* [WHAT TO WORK ON]
Extract the listing in its entirety, keeping each line identical to the original.

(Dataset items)
Start

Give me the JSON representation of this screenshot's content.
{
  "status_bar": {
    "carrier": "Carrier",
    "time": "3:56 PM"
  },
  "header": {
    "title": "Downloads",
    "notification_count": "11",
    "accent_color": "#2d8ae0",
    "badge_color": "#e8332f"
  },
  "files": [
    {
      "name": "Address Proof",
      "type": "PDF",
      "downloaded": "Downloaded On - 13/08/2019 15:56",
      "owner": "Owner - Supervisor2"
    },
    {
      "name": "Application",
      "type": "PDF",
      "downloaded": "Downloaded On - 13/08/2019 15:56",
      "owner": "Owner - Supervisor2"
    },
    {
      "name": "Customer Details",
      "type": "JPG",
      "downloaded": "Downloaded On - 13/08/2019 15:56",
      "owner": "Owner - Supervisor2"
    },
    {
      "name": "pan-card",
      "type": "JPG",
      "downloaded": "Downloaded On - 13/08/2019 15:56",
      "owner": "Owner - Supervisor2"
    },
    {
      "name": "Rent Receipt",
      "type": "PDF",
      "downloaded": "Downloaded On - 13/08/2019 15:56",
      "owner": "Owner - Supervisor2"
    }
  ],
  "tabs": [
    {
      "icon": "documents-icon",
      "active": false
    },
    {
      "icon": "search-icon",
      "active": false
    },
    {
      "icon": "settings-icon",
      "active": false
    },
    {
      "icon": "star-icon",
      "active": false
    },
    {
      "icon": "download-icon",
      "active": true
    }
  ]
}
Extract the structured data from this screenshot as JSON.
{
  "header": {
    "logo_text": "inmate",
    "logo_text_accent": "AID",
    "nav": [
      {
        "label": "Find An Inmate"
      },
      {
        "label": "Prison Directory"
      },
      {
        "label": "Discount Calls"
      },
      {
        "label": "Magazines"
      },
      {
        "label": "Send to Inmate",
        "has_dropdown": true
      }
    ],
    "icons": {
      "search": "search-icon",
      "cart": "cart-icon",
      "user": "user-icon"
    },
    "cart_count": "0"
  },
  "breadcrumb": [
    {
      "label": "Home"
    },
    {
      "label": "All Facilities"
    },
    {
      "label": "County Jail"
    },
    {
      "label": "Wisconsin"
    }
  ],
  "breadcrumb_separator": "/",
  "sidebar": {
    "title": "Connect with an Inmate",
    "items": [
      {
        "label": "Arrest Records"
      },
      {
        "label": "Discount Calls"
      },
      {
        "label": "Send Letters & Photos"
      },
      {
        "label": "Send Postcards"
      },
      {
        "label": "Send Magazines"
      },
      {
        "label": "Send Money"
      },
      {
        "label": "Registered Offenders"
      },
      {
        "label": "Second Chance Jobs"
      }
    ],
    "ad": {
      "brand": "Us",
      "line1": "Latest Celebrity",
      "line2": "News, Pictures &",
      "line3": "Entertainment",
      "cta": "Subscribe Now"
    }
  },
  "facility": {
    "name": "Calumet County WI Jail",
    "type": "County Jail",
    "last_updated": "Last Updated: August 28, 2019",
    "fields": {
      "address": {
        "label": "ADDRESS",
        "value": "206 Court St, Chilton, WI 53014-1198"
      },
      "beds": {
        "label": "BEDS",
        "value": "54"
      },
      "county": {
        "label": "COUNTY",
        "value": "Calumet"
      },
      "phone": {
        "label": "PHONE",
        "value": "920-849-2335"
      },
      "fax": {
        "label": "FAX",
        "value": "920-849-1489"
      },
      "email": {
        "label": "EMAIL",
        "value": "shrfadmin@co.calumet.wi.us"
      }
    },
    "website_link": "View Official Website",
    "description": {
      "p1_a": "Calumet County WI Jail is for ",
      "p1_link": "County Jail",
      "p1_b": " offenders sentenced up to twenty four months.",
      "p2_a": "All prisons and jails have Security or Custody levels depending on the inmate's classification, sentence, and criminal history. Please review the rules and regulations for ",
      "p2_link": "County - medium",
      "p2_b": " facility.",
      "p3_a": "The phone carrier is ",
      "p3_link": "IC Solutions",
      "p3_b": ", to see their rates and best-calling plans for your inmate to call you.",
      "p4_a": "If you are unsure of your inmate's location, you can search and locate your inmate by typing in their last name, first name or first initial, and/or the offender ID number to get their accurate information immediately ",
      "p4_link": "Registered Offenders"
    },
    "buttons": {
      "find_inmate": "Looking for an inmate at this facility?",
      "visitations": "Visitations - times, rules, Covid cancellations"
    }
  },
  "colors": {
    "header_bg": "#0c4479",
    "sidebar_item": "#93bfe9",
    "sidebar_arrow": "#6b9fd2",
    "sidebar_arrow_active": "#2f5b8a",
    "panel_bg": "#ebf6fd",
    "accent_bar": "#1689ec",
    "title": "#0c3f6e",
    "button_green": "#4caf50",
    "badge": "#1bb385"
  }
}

End

* [RESULT FOR THIS TASK]
Give me the JSON representation of this screenshot's content.
{
  "status_bar": {
    "carrier": "Carrier",
    "time": "3:56 PM"
  },
  "header": {
    "title": "Downloads",
    "notification_count": "11",
    "accent_color": "#2d8ae0",
    "badge_color": "#e8332f"
  },
  "files": [
    {
      "name": "Address Proof",
      "type": "PDF",
      "downloaded": "Downloaded On - 13/08/2019 15:56",
      "owner": "Owner - Supervisor2"
    },
    {
      "name": "Application",
      "type": "PDF",
      "downloaded": "Downloaded On - 13/08/2019 15:56",
      "owner": "Owner - Supervisor2"
    },
    {
      "name": "Customer Details",
      "type": "JPG",
      "downloaded": "Downloaded On - 13/08/2019 15:56",
      "owner": "Owner - Supervisor2"
    },
    {
      "name": "pan-card",
      "type": "JPG",
      "downloaded": "Downloaded On - 13/08/2019 15:56",
      "owner": "Owner - Supervisor2"
    },
    {
      "name": "Rent Receipt",
      "type": "PDF",
      "downloaded": "Downloaded On - 13/08/2019 15:56",
      "owner": "Owner - Supervisor2"
    }
  ],
  "tabs": [
    {
      "icon": "documents-icon",
      "active": false
    },
    {
      "icon": "search-icon",
      "active": false
    },
    {
      "icon": "settings-icon",
      "active": false
    },
    {
      "icon": "star-icon",
      "active": false
    },
    {
      "icon": "download-icon",
      "active": true
    }
  ]
}
Extract the structured data from this screenshot as JSON.
{
  "header": {
    "logo_text": "inmate",
    "logo_text_accent": "AID",
    "nav": [
      {
        "label": "Find An Inmate"
      },
      {
        "label": "Prison Directory"
      },
      {
        "label": "Discount Calls"
      },
      {
        "label": "Magazines"
      },
      {
        "label": "Send to Inmate",
        "has_dropdown": true
      }
    ],
    "icons": {
      "search": "search-icon",
      "cart": "cart-icon",
      "user": "user-icon"
    },
    "cart_count": "0"
  },
  "breadcrumb": [
    {
      "label": "Home"
    },
    {
      "label": "All Facilities"
    },
    {
      "label": "County Jail"
    },
    {
      "label": "Wisconsin"
    }
  ],
  "breadcrumb_separator": "/",
  "sidebar": {
    "title": "Connect with an Inmate",
    "items": [
      {
        "label": "Arrest Records"
      },
      {
        "label": "Discount Calls"
      },
      {
        "label": "Send Letters & Photos"
      },
      {
        "label": "Send Postcards"
      },
      {
        "label": "Send Magazines"
      },
      {
        "label": "Send Money"
      },
      {
        "label": "Registered Offenders"
      },
      {
        "label": "Second Chance Jobs"
      }
    ],
    "ad": {
      "brand": "Us",
      "line1": "Latest Celebrity",
      "line2": "News, Pictures &",
      "line3": "Entertainment",
      "cta": "Subscribe Now"
    }
  },
  "facility": {
    "name": "Calumet County WI Jail",
    "type": "County Jail",
    "last_updated": "Last Updated: August 28, 2019",
    "fields": {
      "address": {
        "label": "ADDRESS",
        "value": "206 Court St, Chilton, WI 53014-1198"
      },
      "beds": {
        "label": "BEDS",
        "value": "54"
      },
      "county": {
        "label": "COUNTY",
        "value": "Calumet"
      },
      "phone": {
        "label": "PHONE",
        "value": "920-849-2335"
      },
      "fax": {
        "label": "FAX",
        "value": "920-849-1489"
      },
      "email": {
        "label": "EMAIL",
        "value": "shrfadmin@co.calumet.wi.us"
      }
    },
    "website_link": "View Official Website",
    "description": {
      "p1_a": "Calumet County WI Jail is for ",
      "p1_link": "County Jail",
      "p1_b": " offenders sentenced up to twenty four months.",
      "p2_a": "All prisons and jails have Security or Custody levels depending on the inmate's classification, sentence, and criminal history. Please review the rules and regulations for ",
      "p2_link": "County - medium",
      "p2_b": " facility.",
      "p3_a": "The phone carrier is ",
      "p3_link": "IC Solutions",
      "p3_b": ", to see their rates and best-calling plans for your inmate to call you.",
      "p4_a": "If you are unsure of your inmate's location, you can search and locate your inmate by typing in their last name, first name or first initial, and/or the offender ID number to get their accurate information immediately ",
      "p4_link": "Registered Offenders"
    },
    "buttons": {
      "find_inmate": "Looking for an inmate at this facility?",
      "visitations": "Visitations - times, rules, Covid cancellations"
    }
  },
  "colors": {
    "header_bg": "#0c4479",
    "sidebar_item": "#93bfe9",
    "sidebar_arrow": "#6b9fd2",
    "sidebar_arrow_active": "#2f5b8a",
    "panel_bg": "#ebf6fd",
    "accent_bar": "#1689ec",
    "title": "#0c3f6e",
    "button_green": "#4caf50",
    "badge": "#1bb385"
  }
}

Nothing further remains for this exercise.